An exact reproduction of the records is required, with all images left out.

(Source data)
● ● ● ● ●
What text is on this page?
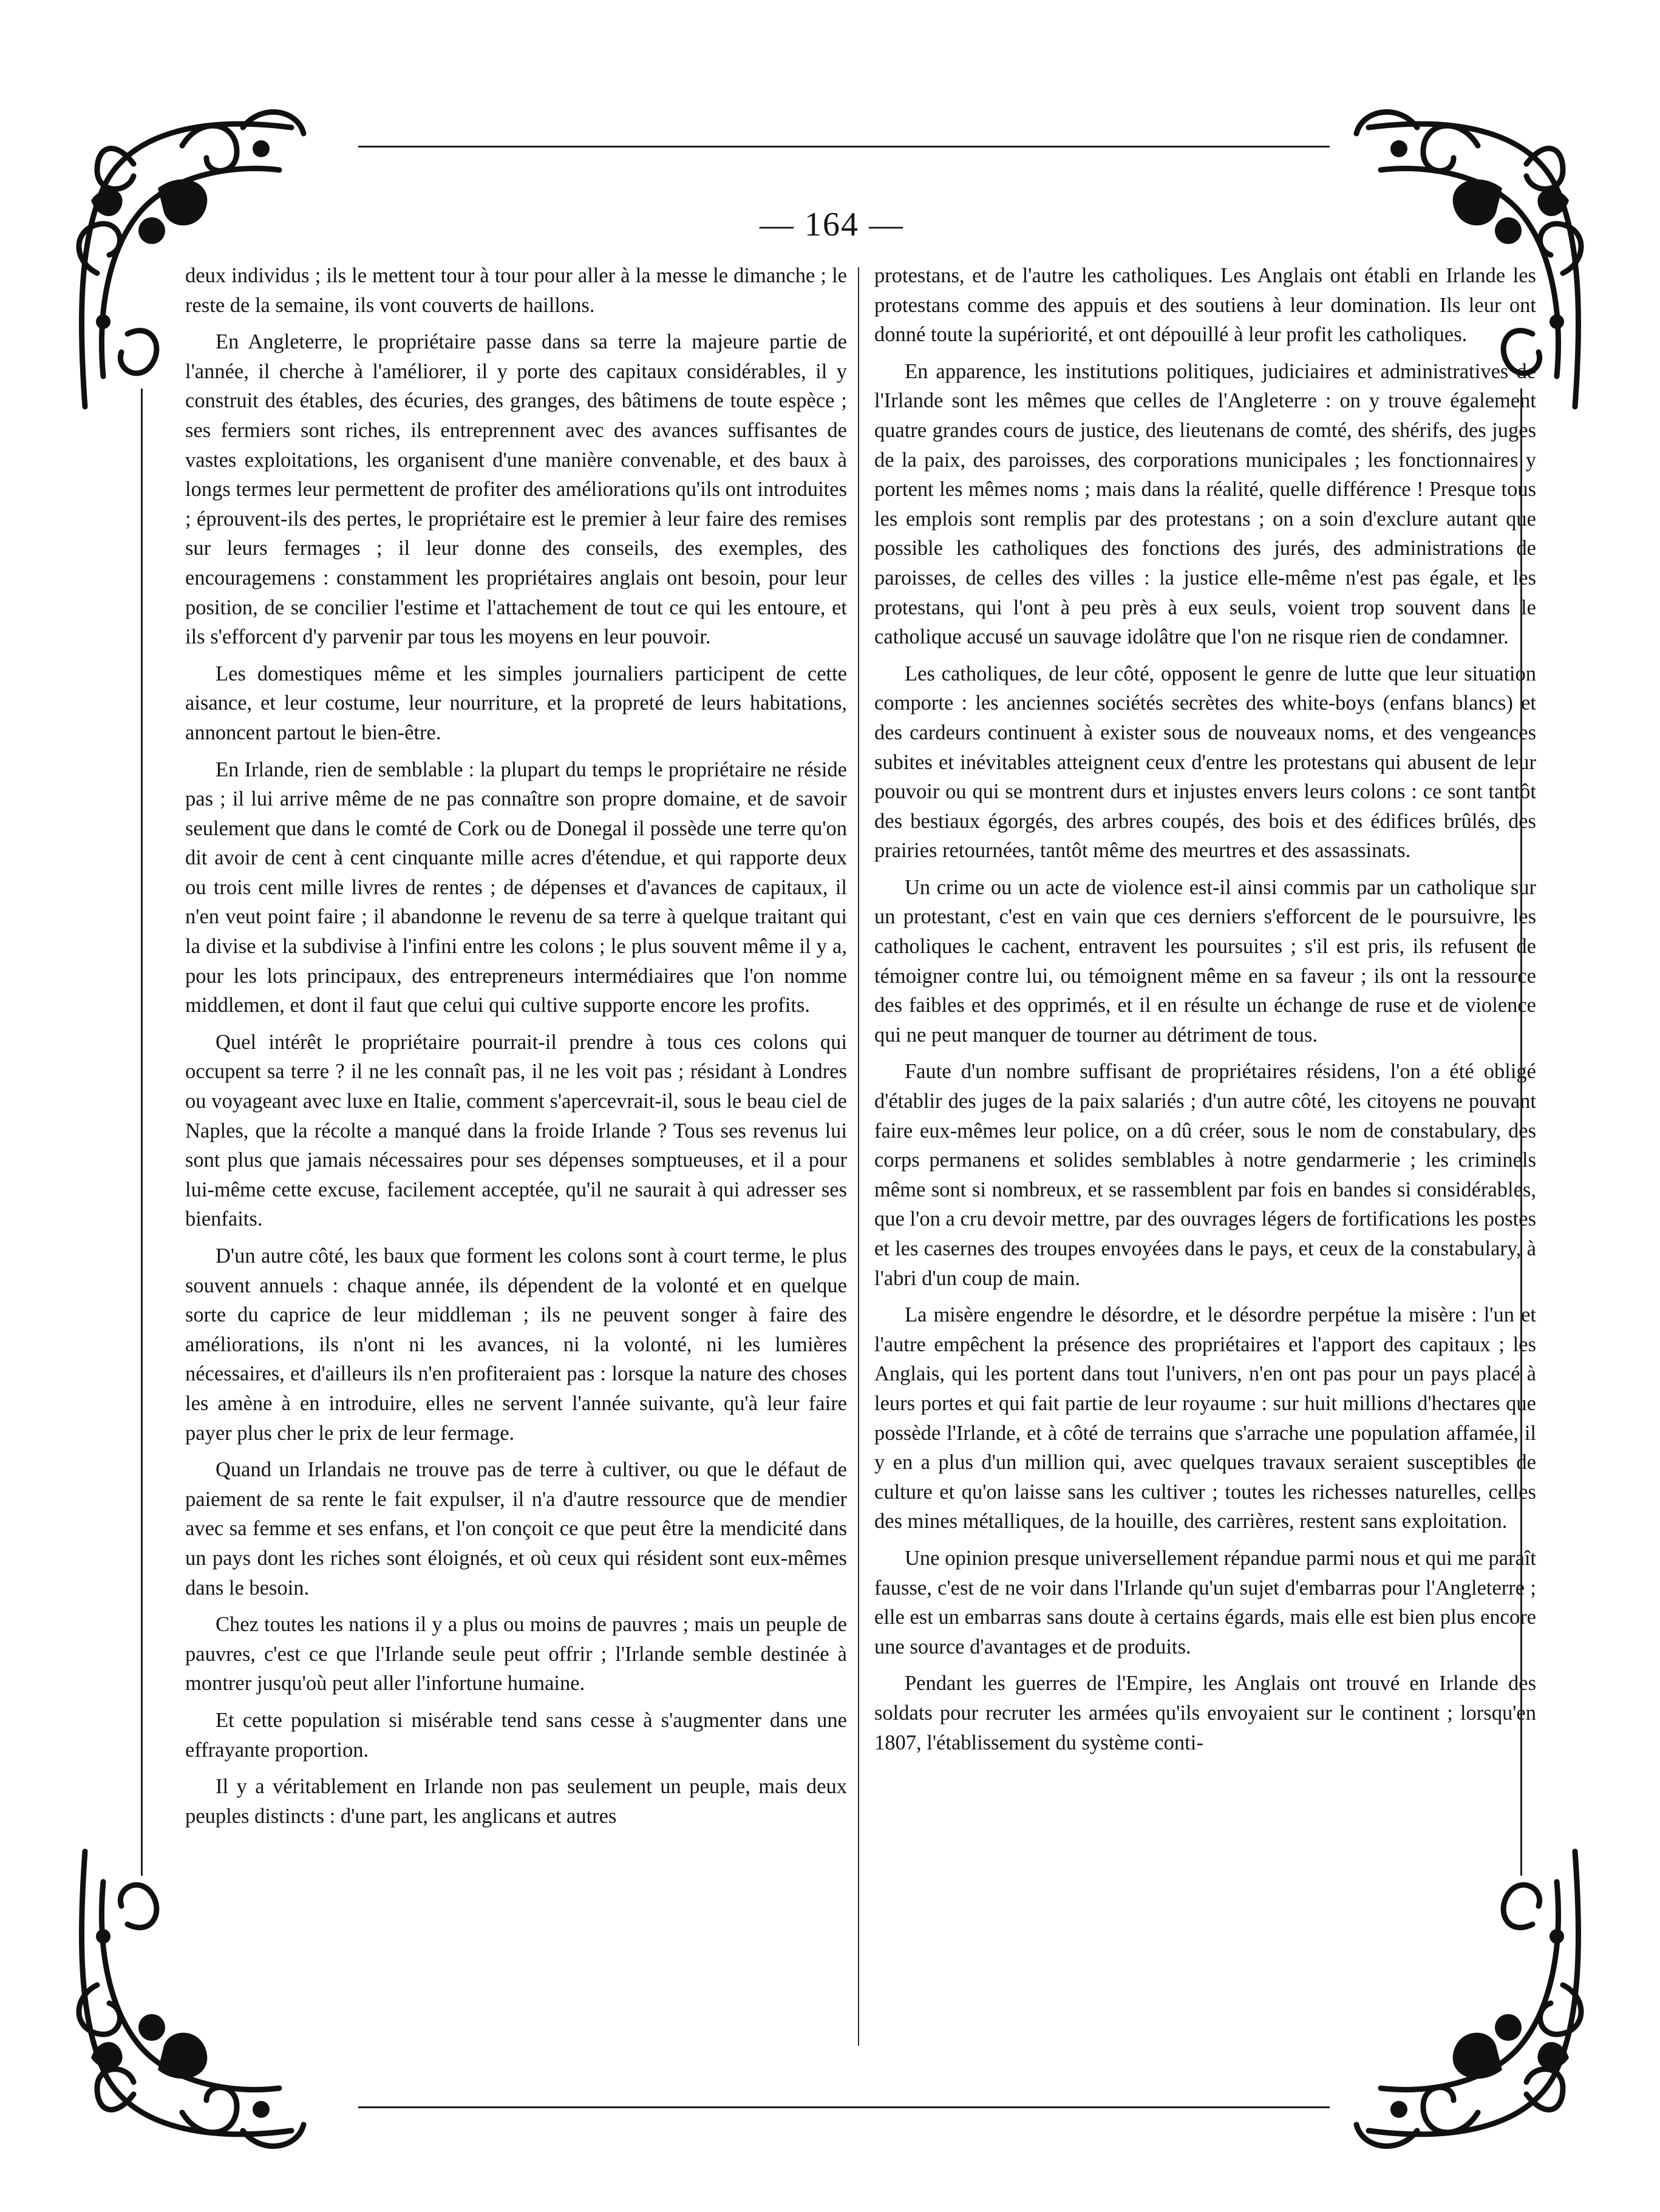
— 164 —

deux individus ; ils le mettent tour à tour pour aller à la messe le dimanche ; le reste de la semaine, ils vont couverts de haillons.

En Angleterre, le propriétaire passe dans sa terre la majeure partie de l'année, il cherche à l'améliorer, il y porte des capitaux considérables, il y construit des étables, des écuries, des granges, des bâtimens de toute espèce ; ses fermiers sont riches, ils entreprennent avec des avances suffisantes de vastes exploitations, les organisent d'une manière convenable, et des baux à longs termes leur permettent de profiter des améliorations qu'ils ont introduites ; éprouvent-ils des pertes, le propriétaire est le premier à leur faire des remises sur leurs fermages ; il leur donne des conseils, des exemples, des encouragemens : constamment les propriétaires anglais ont besoin, pour leur position, de se concilier l'estime et l'attachement de tout ce qui les entoure, et ils s'efforcent d'y parvenir par tous les moyens en leur pouvoir.

Les domestiques même et les simples journaliers participent de cette aisance, et leur costume, leur nourriture, et la propreté de leurs habitations, annoncent partout le bien-être.

En Irlande, rien de semblable : la plupart du temps le propriétaire ne réside pas ; il lui arrive même de ne pas connaître son propre domaine, et de savoir seulement que dans le comté de Cork ou de Donegal il possède une terre qu'on dit avoir de cent à cent cinquante mille acres d'étendue, et qui rapporte deux ou trois cent mille livres de rentes ; de dépenses et d'avances de capitaux, il n'en veut point faire ; il abandonne le revenu de sa terre à quelque traitant qui la divise et la subdivise à l'infini entre les colons ; le plus souvent même il y a, pour les lots principaux, des entrepreneurs intermédiaires que l'on nomme middlemen, et dont il faut que celui qui cultive supporte encore les profits.

Quel intérêt le propriétaire pourrait-il prendre à tous ces colons qui occupent sa terre ? il ne les connaît pas, il ne les voit pas ; résidant à Londres ou voyageant avec luxe en Italie, comment s'apercevrait-il, sous le beau ciel de Naples, que la récolte a manqué dans la froide Irlande ? Tous ses revenus lui sont plus que jamais nécessaires pour ses dépenses somptueuses, et il a pour lui-même cette excuse, facilement acceptée, qu'il ne saurait à qui adresser ses bienfaits.

D'un autre côté, les baux que forment les colons sont à court terme, le plus souvent annuels : chaque année, ils dépendent de la volonté et en quelque sorte du caprice de leur middleman ; ils ne peuvent songer à faire des améliorations, ils n'ont ni les avances, ni la volonté, ni les lumières nécessaires, et d'ailleurs ils n'en profiteraient pas : lorsque la nature des choses les amène à en introduire, elles ne servent l'année suivante, qu'à leur faire payer plus cher le prix de leur fermage.

Quand un Irlandais ne trouve pas de terre à cultiver, ou que le défaut de paiement de sa rente le fait expulser, il n'a d'autre ressource que de mendier avec sa femme et ses enfans, et l'on conçoit ce que peut être la mendicité dans un pays dont les riches sont éloignés, et où ceux qui résident sont eux-mêmes dans le besoin.

Chez toutes les nations il y a plus ou moins de pauvres ; mais un peuple de pauvres, c'est ce que l'Irlande seule peut offrir ; l'Irlande semble destinée à montrer jusqu'où peut aller l'infortune humaine.

Et cette population si misérable tend sans cesse à s'augmenter dans une effrayante proportion.

Il y a véritablement en Irlande non pas seulement un peuple, mais deux peuples distincts : d'une part, les anglicans et autres

protestans, et de l'autre les catholiques. Les Anglais ont établi en Irlande les protestans comme des appuis et des soutiens à leur domination. Ils leur ont donné toute la supériorité, et ont dépouillé à leur profit les catholiques.

En apparence, les institutions politiques, judiciaires et administratives de l'Irlande sont les mêmes que celles de l'Angleterre : on y trouve également quatre grandes cours de justice, des lieutenans de comté, des shérifs, des juges de la paix, des paroisses, des corporations municipales ; les fonctionnaires y portent les mêmes noms ; mais dans la réalité, quelle différence ! Presque tous les emplois sont remplis par des protestans ; on a soin d'exclure autant que possible les catholiques des fonctions des jurés, des administrations de paroisses, de celles des villes : la justice elle-même n'est pas égale, et les protestans, qui l'ont à peu près à eux seuls, voient trop souvent dans le catholique accusé un sauvage idolâtre que l'on ne risque rien de condamner.

Les catholiques, de leur côté, opposent le genre de lutte que leur situation comporte : les anciennes sociétés secrètes des white-boys (enfans blancs) et des cardeurs continuent à exister sous de nouveaux noms, et des vengeances subites et inévitables atteignent ceux d'entre les protestans qui abusent de leur pouvoir ou qui se montrent durs et injustes envers leurs colons : ce sont tantôt des bestiaux égorgés, des arbres coupés, des bois et des édifices brûlés, des prairies retournées, tantôt même des meurtres et des assassinats.

Un crime ou un acte de violence est-il ainsi commis par un catholique sur un protestant, c'est en vain que ces derniers s'efforcent de le poursuivre, les catholiques le cachent, entravent les poursuites ; s'il est pris, ils refusent de témoigner contre lui, ou témoignent même en sa faveur ; ils ont la ressource des faibles et des opprimés, et il en résulte un échange de ruse et de violence qui ne peut manquer de tourner au détriment de tous.

Faute d'un nombre suffisant de propriétaires résidens, l'on a été obligé d'établir des juges de la paix salariés ; d'un autre côté, les citoyens ne pouvant faire eux-mêmes leur police, on a dû créer, sous le nom de constabulary, des corps permanens et solides semblables à notre gendarmerie ; les criminels même sont si nombreux, et se rassemblent par fois en bandes si considérables, que l'on a cru devoir mettre, par des ouvrages légers de fortifications les postes et les casernes des troupes envoyées dans le pays, et ceux de la constabulary, à l'abri d'un coup de main.

La misère engendre le désordre, et le désordre perpétue la misère : l'un et l'autre empêchent la présence des propriétaires et l'apport des capitaux ; les Anglais, qui les portent dans tout l'univers, n'en ont pas pour un pays placé à leurs portes et qui fait partie de leur royaume : sur huit millions d'hectares que possède l'Irlande, et à côté de terrains que s'arrache une population affamée, il y en a plus d'un million qui, avec quelques travaux seraient susceptibles de culture et qu'on laisse sans les cultiver ; toutes les richesses naturelles, celles des mines métalliques, de la houille, des carrières, restent sans exploitation.

Une opinion presque universellement répandue parmi nous et qui me paraît fausse, c'est de ne voir dans l'Irlande qu'un sujet d'embarras pour l'Angleterre ; elle est un embarras sans doute à certains égards, mais elle est bien plus encore une source d'avantages et de produits.

Pendant les guerres de l'Empire, les Anglais ont trouvé en Irlande des soldats pour recruter les armées qu'ils envoyaient sur le continent ; lorsqu'en 1807, l'établissement du système conti-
● ● ● ● ●
Answer.
What text is on this page?
— 164 —

deux individus ; ils le mettent tour à tour pour aller à la messe le dimanche ; le reste de la semaine, ils vont couverts de haillons.

En Angleterre, le propriétaire passe dans sa terre la majeure partie de l'année, il cherche à l'améliorer, il y porte des capitaux considérables, il y construit des étables, des écuries, des granges, des bâtimens de toute espèce ; ses fermiers sont riches, ils entreprennent avec des avances suffisantes de vastes exploitations, les organisent d'une manière convenable, et des baux à longs termes leur permettent de profiter des améliorations qu'ils ont introduites ; éprouvent-ils des pertes, le propriétaire est le premier à leur faire des remises sur leurs fermages ; il leur donne des conseils, des exemples, des encouragemens : constamment les propriétaires anglais ont besoin, pour leur position, de se concilier l'estime et l'attachement de tout ce qui les entoure, et ils s'efforcent d'y parvenir par tous les moyens en leur pouvoir.

Les domestiques même et les simples journaliers participent de cette aisance, et leur costume, leur nourriture, et la propreté de leurs habitations, annoncent partout le bien-être.

En Irlande, rien de semblable : la plupart du temps le propriétaire ne réside pas ; il lui arrive même de ne pas connaître son propre domaine, et de savoir seulement que dans le comté de Cork ou de Donegal il possède une terre qu'on dit avoir de cent à cent cinquante mille acres d'étendue, et qui rapporte deux ou trois cent mille livres de rentes ; de dépenses et d'avances de capitaux, il n'en veut point faire ; il abandonne le revenu de sa terre à quelque traitant qui la divise et la subdivise à l'infini entre les colons ; le plus souvent même il y a, pour les lots principaux, des entrepreneurs intermédiaires que l'on nomme middlemen, et dont il faut que celui qui cultive supporte encore les profits.

Quel intérêt le propriétaire pourrait-il prendre à tous ces colons qui occupent sa terre ? il ne les connaît pas, il ne les voit pas ; résidant à Londres ou voyageant avec luxe en Italie, comment s'apercevrait-il, sous le beau ciel de Naples, que la récolte a manqué dans la froide Irlande ? Tous ses revenus lui sont plus que jamais nécessaires pour ses dépenses somptueuses, et il a pour lui-même cette excuse, facilement acceptée, qu'il ne saurait à qui adresser ses bienfaits.

D'un autre côté, les baux que forment les colons sont à court terme, le plus souvent annuels : chaque année, ils dépendent de la volonté et en quelque sorte du caprice de leur middleman ; ils ne peuvent songer à faire des améliorations, ils n'ont ni les avances, ni la volonté, ni les lumières nécessaires, et d'ailleurs ils n'en profiteraient pas : lorsque la nature des choses les amène à en introduire, elles ne servent l'année suivante, qu'à leur faire payer plus cher le prix de leur fermage.

Quand un Irlandais ne trouve pas de terre à cultiver, ou que le défaut de paiement de sa rente le fait expulser, il n'a d'autre ressource que de mendier avec sa femme et ses enfans, et l'on conçoit ce que peut être la mendicité dans un pays dont les riches sont éloignés, et où ceux qui résident sont eux-mêmes dans le besoin.

Chez toutes les nations il y a plus ou moins de pauvres ; mais un peuple de pauvres, c'est ce que l'Irlande seule peut offrir ; l'Irlande semble destinée à montrer jusqu'où peut aller l'infortune humaine.

Et cette population si misérable tend sans cesse à s'augmenter dans une effrayante proportion.

Il y a véritablement en Irlande non pas seulement un peuple, mais deux peuples distincts : d'une part, les anglicans et autres

protestans, et de l'autre les catholiques. Les Anglais ont établi en Irlande les protestans comme des appuis et des soutiens à leur domination. Ils leur ont donné toute la supériorité, et ont dépouillé à leur profit les catholiques.

En apparence, les institutions politiques, judiciaires et administratives de l'Irlande sont les mêmes que celles de l'Angleterre : on y trouve également quatre grandes cours de justice, des lieutenans de comté, des shérifs, des juges de la paix, des paroisses, des corporations municipales ; les fonctionnaires y portent les mêmes noms ; mais dans la réalité, quelle différence ! Presque tous les emplois sont remplis par des protestans ; on a soin d'exclure autant que possible les catholiques des fonctions des jurés, des administrations de paroisses, de celles des villes : la justice elle-même n'est pas égale, et les protestans, qui l'ont à peu près à eux seuls, voient trop souvent dans le catholique accusé un sauvage idolâtre que l'on ne risque rien de condamner.

Les catholiques, de leur côté, opposent le genre de lutte que leur situation comporte : les anciennes sociétés secrètes des white-boys (enfans blancs) et des cardeurs continuent à exister sous de nouveaux noms, et des vengeances subites et inévitables atteignent ceux d'entre les protestans qui abusent de leur pouvoir ou qui se montrent durs et injustes envers leurs colons : ce sont tantôt des bestiaux égorgés, des arbres coupés, des bois et des édifices brûlés, des prairies retournées, tantôt même des meurtres et des assassinats.

Un crime ou un acte de violence est-il ainsi commis par un catholique sur un protestant, c'est en vain que ces derniers s'efforcent de le poursuivre, les catholiques le cachent, entravent les poursuites ; s'il est pris, ils refusent de témoigner contre lui, ou témoignent même en sa faveur ; ils ont la ressource des faibles et des opprimés, et il en résulte un échange de ruse et de violence qui ne peut manquer de tourner au détriment de tous.

Faute d'un nombre suffisant de propriétaires résidens, l'on a été obligé d'établir des juges de la paix salariés ; d'un autre côté, les citoyens ne pouvant faire eux-mêmes leur police, on a dû créer, sous le nom de constabulary, des corps permanens et solides semblables à notre gendarmerie ; les criminels même sont si nombreux, et se rassemblent par fois en bandes si considérables, que l'on a cru devoir mettre, par des ouvrages légers de fortifications les postes et les casernes des troupes envoyées dans le pays, et ceux de la constabulary, à l'abri d'un coup de main.

La misère engendre le désordre, et le désordre perpétue la misère : l'un et l'autre empêchent la présence des propriétaires et l'apport des capitaux ; les Anglais, qui les portent dans tout l'univers, n'en ont pas pour un pays placé à leurs portes et qui fait partie de leur royaume : sur huit millions d'hectares que possède l'Irlande, et à côté de terrains que s'arrache une population affamée, il y en a plus d'un million qui, avec quelques travaux seraient susceptibles de culture et qu'on laisse sans les cultiver ; toutes les richesses naturelles, celles des mines métalliques, de la houille, des carrières, restent sans exploitation.

Une opinion presque universellement répandue parmi nous et qui me paraît fausse, c'est de ne voir dans l'Irlande qu'un sujet d'embarras pour l'Angleterre ; elle est un embarras sans doute à certains égards, mais elle est bien plus encore une source d'avantages et de produits.

Pendant les guerres de l'Empire, les Anglais ont trouvé en Irlande des soldats pour recruter les armées qu'ils envoyaient sur le continent ; lorsqu'en 1807, l'établissement du système conti-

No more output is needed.